■ Aim of the task:
Return all entries precisely as they stand, without the images.
══════════════════════════════
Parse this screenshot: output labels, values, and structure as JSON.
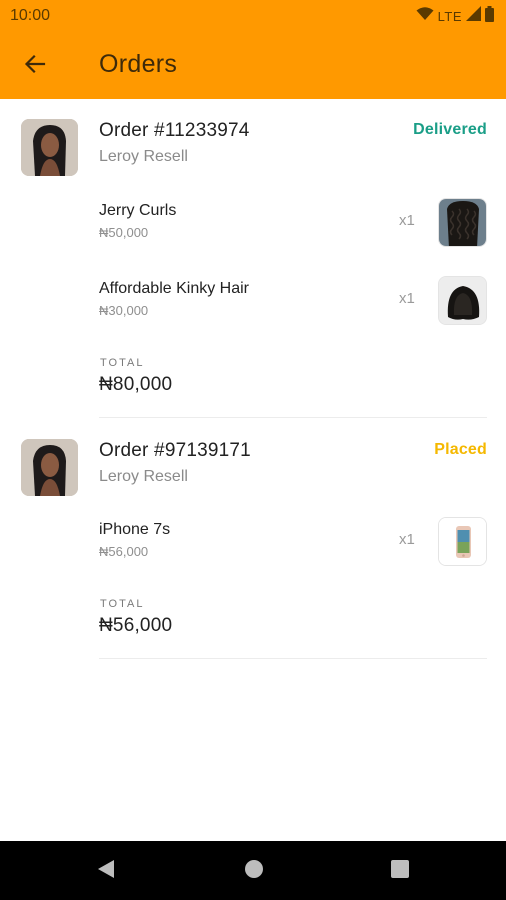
{
  "status_bar": {
    "time": "10:00",
    "network": "LTE",
    "icons": [
      "wifi-icon",
      "signal-icon",
      "battery-icon"
    ]
  },
  "app_bar": {
    "title": "Orders",
    "back_icon": "arrow-left-icon",
    "color": "#ff9900"
  },
  "orders": [
    {
      "number": "Order #11233974",
      "seller": "Leroy Resell",
      "status": "Delivered",
      "status_color": "#1a9e87",
      "items": [
        {
          "name": "Jerry Curls",
          "price": "₦50,000",
          "qty": "x1",
          "thumb": "curly-hair-image"
        },
        {
          "name": "Affordable Kinky Hair",
          "price": "₦30,000",
          "qty": "x1",
          "thumb": "bob-wig-image"
        }
      ],
      "total_label": "TOTAL",
      "total": "₦80,000"
    },
    {
      "number": "Order #97139171",
      "seller": "Leroy Resell",
      "status": "Placed",
      "status_color": "#f5b800",
      "items": [
        {
          "name": "iPhone 7s",
          "price": "₦56,000",
          "qty": "x1",
          "thumb": "phone-image"
        }
      ],
      "total_label": "TOTAL",
      "total": "₦56,000"
    }
  ],
  "nav_bar": {
    "buttons": [
      "back-triangle-icon",
      "home-circle-icon",
      "recents-square-icon"
    ]
  }
}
══════════════════════════════
■ The response:
Parse this screenshot: output labels, values, and structure as JSON.
{
  "status_bar": {
    "time": "10:00",
    "network": "LTE",
    "icons": [
      "wifi-icon",
      "signal-icon",
      "battery-icon"
    ]
  },
  "app_bar": {
    "title": "Orders",
    "back_icon": "arrow-left-icon",
    "color": "#ff9900"
  },
  "orders": [
    {
      "number": "Order #11233974",
      "seller": "Leroy Resell",
      "status": "Delivered",
      "status_color": "#1a9e87",
      "items": [
        {
          "name": "Jerry Curls",
          "price": "₦50,000",
          "qty": "x1",
          "thumb": "curly-hair-image"
        },
        {
          "name": "Affordable Kinky Hair",
          "price": "₦30,000",
          "qty": "x1",
          "thumb": "bob-wig-image"
        }
      ],
      "total_label": "TOTAL",
      "total": "₦80,000"
    },
    {
      "number": "Order #97139171",
      "seller": "Leroy Resell",
      "status": "Placed",
      "status_color": "#f5b800",
      "items": [
        {
          "name": "iPhone 7s",
          "price": "₦56,000",
          "qty": "x1",
          "thumb": "phone-image"
        }
      ],
      "total_label": "TOTAL",
      "total": "₦56,000"
    }
  ],
  "nav_bar": {
    "buttons": [
      "back-triangle-icon",
      "home-circle-icon",
      "recents-square-icon"
    ]
  }
}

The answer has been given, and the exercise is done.